A febre de origem obscura (FOO) permanece como um dos enigmas clínicos mais intrigantes da pediatria. Definida classicamente como febre ≥ 38°C com duração de pelo menos oito dias e sem etiologia aparente após investigação inicial, essa condição desafia profissionais mesmo em contextos hospitalares bem estruturados. A revisão sistemática de Chow e Robinson (2011) já indicava que até 20-25% dos casos pediátricos permanecem sem diagnóstico definitivo após avaliação extensa, com predominância de etiologias infecciosas, reumatológicas e neoplásicas.1

Estudos mais recentes, como o de Yu et al. (2025), apontam que o uso de FDG-PET/CT vem crescendo na abordagem de FOO, com impacto real na elucidação diagnóstica. Nesse estudo, o exame contribuiu diretamente para o diagnóstico em cerca de 48% dos casos, com sensibilidade de 79,5% e especificidade de 61,1%.2 Apesar do avanço tecnológico, o cenário brasileiro ainda enfrenta barreiras de acesso a esses recursos, o que torna ainda mais relevante a organização de protocolos clínicos sistematizados e adaptados à realidade local.

O trabalho de Guimarães e Carvalho evidencia que, além da escassez de protocolos específicos, há grande variabilidade na condução dos casos. A solicitação excessiva de exames sorológicos, com baixa taxa de positividade (<2%), e a ausência de instrumentos clínicos básicos, como a curva térmica, indicam uma fragilidade no raciocínio clínico orientado. Essa observação dialoga com o consenso da European Association of Nuclear Medicine (EANM), publicado em 2024, que reforça a importância da avaliação clínica estruturada antes da indicação de exames de alta complexidade.3

Outro ponto de destaque é a perda de seguimento após a alta hospitalar, observada em parte dos pacientes sem diagnóstico no estudo. Revisões recentes mostram que aproximadamente 20-30% dos casos inicialmente não diagnosticados podem ter sua etiologia esclarecida durante o seguimento ambulatorial.4 Isso reforça a importância do vínculo com a família, da continuidade do cuidado e da vigilância clínica ao longo do tempo.

_O QUE SE PEDE_.
(a) Que estudos, trabalhos e consensos o texto sobre febre de origem obscura cita, identificando-os pelos autores ou pela entidade responsável?
(b) Escreva a continuação do texto sobre febre de origem obscura, partindo da última frase apresentada.

_DADOS FORNECIDOS_.
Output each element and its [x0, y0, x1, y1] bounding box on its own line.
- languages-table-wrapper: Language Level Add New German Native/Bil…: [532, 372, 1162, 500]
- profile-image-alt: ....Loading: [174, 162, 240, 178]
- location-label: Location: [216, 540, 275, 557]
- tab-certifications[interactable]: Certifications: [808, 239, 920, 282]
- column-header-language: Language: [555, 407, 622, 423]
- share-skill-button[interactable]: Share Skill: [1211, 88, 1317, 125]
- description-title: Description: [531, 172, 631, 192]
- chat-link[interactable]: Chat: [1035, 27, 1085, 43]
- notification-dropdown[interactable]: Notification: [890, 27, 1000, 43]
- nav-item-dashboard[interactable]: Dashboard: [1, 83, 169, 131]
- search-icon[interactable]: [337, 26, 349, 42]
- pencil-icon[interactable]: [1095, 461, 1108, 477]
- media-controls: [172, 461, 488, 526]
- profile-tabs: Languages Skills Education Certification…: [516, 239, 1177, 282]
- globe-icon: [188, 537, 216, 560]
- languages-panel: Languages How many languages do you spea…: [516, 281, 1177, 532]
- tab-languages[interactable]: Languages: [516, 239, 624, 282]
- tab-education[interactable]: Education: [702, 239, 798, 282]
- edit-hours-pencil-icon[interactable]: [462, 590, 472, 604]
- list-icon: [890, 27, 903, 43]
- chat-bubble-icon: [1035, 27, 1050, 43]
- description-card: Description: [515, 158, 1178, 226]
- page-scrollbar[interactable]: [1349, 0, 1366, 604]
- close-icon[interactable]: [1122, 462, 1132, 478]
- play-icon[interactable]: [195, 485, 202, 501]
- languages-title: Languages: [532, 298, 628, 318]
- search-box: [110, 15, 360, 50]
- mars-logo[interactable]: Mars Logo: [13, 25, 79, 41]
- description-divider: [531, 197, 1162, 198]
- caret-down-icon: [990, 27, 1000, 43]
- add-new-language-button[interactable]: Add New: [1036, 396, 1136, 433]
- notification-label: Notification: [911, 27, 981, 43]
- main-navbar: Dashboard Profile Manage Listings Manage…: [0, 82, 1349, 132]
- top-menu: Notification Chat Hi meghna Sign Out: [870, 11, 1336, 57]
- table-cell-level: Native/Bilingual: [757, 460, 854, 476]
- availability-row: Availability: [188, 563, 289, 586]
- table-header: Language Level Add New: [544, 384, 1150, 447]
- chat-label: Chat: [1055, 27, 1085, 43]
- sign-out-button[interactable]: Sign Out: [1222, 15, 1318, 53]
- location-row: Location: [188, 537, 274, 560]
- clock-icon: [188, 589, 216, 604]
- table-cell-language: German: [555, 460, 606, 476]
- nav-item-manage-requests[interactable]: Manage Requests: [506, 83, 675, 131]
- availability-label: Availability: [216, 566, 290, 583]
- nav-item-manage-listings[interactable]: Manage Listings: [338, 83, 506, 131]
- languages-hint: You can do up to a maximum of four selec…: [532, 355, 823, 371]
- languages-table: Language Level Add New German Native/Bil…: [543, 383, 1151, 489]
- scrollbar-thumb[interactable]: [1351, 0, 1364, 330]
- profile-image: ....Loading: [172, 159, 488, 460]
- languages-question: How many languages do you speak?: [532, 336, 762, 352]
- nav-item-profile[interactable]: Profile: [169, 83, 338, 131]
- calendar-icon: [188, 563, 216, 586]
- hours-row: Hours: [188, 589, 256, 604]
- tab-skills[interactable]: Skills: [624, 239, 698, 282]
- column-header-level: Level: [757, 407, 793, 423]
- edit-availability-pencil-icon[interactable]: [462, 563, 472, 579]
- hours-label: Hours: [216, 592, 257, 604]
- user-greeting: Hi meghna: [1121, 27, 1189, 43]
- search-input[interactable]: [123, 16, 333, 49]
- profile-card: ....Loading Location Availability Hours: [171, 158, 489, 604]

_RESPOSTAS POR TAREFA_.
(a)
- Chow e Robinson (2011)
- Yu et al. (2025)
- Guimarães e Carvalho
- Consenso da European Association of Nuclear Medicine (EANM), publicado em 2024

(b)
A literatura mais atual recomenda fluxos de investigação escalonados, com etapas bem definidas: avaliação clínica cuidadosa, exames laboratoriais de primeira linha e, diante de investigação inconclusiva, indicação criteriosa de métodos avançados, como a tomografia por emissão de pósitrons (FDG-PET/CT).4,5 O estudo de Pijl et al. (2024), que avaliou 110 crianças com FOO, relatou taxa de alteração relevante em 86% dos exames e contribuição direta para o diagnóstico em 48% dos casos.5

Diante disso, os achados do estudo em pauta apontam para a necessidade de ações institucionais: criação de protocolos assistenciais, capacitação de equipes para a abordagem racional da FOO e desenvolvimento de redes de referência para casos complexos. Tais medidas podem não apenas aumentar a taxa de elucidação diagnóstica, mas também reduzir custos, tempo de internação e sofrimento das famílias.

Em tempos de medicina tecnológica, é fundamental lembrar que a clínica permanece insubstituível. A febre prolongada, quando abordada com método, escuta ativa e reavaliação constante, pode deixar de ser um obstáculo e se tornar uma oportunidade de aprofundar vínculos, refinar o raciocínio diagnóstico e reafirmar o compromisso com uma medicina centrada na criança e sua família.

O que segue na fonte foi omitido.